== Information shown ==

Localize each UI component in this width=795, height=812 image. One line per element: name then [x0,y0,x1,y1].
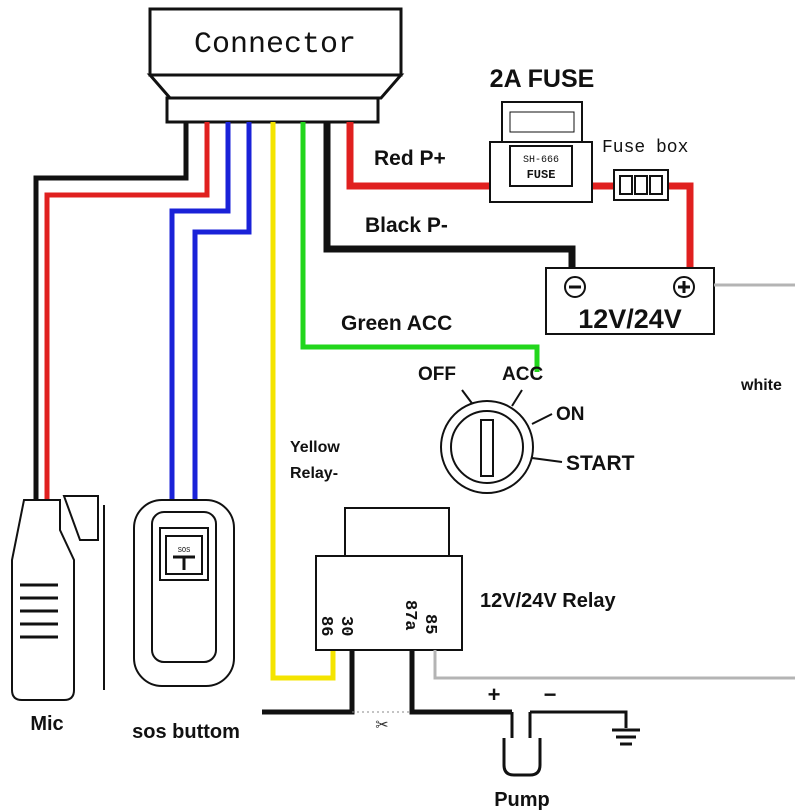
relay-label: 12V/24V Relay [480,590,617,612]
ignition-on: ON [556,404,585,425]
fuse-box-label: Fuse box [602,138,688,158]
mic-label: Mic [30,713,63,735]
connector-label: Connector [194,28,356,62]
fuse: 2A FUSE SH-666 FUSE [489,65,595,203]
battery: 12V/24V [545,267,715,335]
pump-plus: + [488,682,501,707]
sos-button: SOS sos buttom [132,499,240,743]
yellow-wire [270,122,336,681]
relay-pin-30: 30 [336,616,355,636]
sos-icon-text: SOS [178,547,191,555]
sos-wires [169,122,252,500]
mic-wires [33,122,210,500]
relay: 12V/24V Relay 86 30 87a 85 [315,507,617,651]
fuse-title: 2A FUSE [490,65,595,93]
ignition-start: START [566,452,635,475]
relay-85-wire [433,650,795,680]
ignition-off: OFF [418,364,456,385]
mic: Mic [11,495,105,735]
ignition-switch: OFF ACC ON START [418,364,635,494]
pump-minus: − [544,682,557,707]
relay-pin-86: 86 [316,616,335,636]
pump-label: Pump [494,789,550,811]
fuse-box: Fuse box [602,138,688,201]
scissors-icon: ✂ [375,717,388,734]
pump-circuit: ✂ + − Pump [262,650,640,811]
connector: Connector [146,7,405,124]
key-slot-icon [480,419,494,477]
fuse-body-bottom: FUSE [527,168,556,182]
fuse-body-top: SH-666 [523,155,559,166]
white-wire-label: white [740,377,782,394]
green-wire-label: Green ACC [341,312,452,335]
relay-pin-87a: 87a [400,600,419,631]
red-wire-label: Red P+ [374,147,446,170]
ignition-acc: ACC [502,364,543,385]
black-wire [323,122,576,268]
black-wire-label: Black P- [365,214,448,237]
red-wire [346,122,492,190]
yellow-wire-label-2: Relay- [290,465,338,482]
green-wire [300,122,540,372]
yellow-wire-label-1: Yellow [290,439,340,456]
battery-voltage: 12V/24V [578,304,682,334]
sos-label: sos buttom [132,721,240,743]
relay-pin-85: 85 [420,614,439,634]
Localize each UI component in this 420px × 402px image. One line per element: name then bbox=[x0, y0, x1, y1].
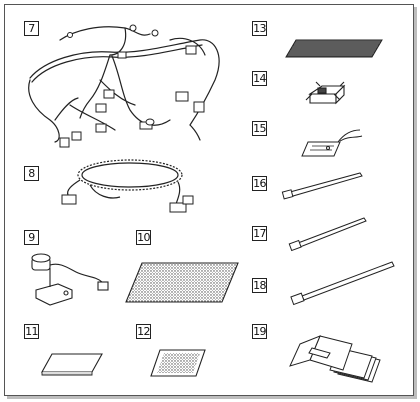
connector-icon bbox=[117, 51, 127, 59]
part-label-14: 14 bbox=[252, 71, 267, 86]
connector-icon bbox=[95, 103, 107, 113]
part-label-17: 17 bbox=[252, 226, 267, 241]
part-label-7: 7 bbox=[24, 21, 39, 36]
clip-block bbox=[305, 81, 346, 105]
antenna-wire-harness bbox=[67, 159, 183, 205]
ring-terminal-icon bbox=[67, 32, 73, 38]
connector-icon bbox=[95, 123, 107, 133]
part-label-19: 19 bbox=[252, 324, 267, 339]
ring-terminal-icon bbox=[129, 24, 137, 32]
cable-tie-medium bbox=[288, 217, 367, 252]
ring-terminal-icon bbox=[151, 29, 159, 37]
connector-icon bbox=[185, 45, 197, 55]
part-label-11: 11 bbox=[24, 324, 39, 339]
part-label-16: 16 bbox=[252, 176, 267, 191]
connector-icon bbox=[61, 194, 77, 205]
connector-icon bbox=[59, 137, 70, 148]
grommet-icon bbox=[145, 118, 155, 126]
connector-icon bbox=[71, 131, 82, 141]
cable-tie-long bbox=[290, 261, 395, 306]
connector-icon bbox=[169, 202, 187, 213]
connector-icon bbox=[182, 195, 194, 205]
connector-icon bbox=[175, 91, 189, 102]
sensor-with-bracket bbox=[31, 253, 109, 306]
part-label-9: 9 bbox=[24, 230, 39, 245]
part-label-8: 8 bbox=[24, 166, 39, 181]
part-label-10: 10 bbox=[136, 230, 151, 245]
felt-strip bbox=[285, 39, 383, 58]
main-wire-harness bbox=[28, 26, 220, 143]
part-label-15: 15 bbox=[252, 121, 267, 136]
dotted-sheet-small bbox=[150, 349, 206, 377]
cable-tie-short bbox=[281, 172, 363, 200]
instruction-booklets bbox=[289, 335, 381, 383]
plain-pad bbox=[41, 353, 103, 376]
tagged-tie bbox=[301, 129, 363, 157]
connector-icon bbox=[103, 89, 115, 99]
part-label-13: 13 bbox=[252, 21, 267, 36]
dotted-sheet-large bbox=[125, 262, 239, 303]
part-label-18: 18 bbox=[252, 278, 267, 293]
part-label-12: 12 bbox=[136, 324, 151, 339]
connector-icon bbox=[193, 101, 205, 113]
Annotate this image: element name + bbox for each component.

===

> [What to do]
Can you return everything in the listing above, from the line containing "relay-label: 12V/24V Relay [480,590,617,612]" down to the line containing "black-wire-label: Black P- [365,214,448,237]", with both of those lines included, copied character for character?

> [Result of the exercise]
relay-label: 12V/24V Relay [480,590,617,612]
ignition-on: ON [556,404,585,425]
fuse-box-label: Fuse box [602,138,688,158]
mic-label: Mic [30,713,63,735]
connector-label: Connector [194,28,356,62]
fuse: 2A FUSE SH-666 FUSE [489,65,595,203]
battery: 12V/24V [545,267,715,335]
pump-plus: + [488,682,501,707]
sos-button: SOS sos buttom [132,499,240,743]
yellow-wire [270,122,336,681]
relay-pin-30: 30 [336,616,355,636]
sos-icon-text: SOS [178,547,191,555]
sos-wires [169,122,252,500]
mic-wires [33,122,210,500]
relay: 12V/24V Relay 86 30 87a 85 [315,507,617,651]
fuse-title: 2A FUSE [490,65,595,93]
ignition-start: START [566,452,635,475]
relay-85-wire [433,650,795,680]
ignition-off: OFF [418,364,456,385]
mic: Mic [11,495,105,735]
ignition-switch: OFF ACC ON START [418,364,635,494]
pump-minus: − [544,682,557,707]
relay-pin-86: 86 [316,616,335,636]
pump-label: Pump [494,789,550,811]
fuse-box: Fuse box [602,138,688,201]
scissors-icon: ✂ [375,717,388,734]
pump-circuit: ✂ + − Pump [262,650,640,811]
connector: Connector [146,7,405,124]
key-slot-icon [480,419,494,477]
fuse-body-bottom: FUSE [527,168,556,182]
fuse-body-top: SH-666 [523,155,559,166]
white-wire-label: white [740,377,782,394]
green-wire-label: Green ACC [341,312,452,335]
relay-pin-87a: 87a [400,600,419,631]
red-wire-label: Red P+ [374,147,446,170]
ignition-acc: ACC [502,364,543,385]
black-wire [323,122,576,268]
black-wire-label: Black P- [365,214,448,237]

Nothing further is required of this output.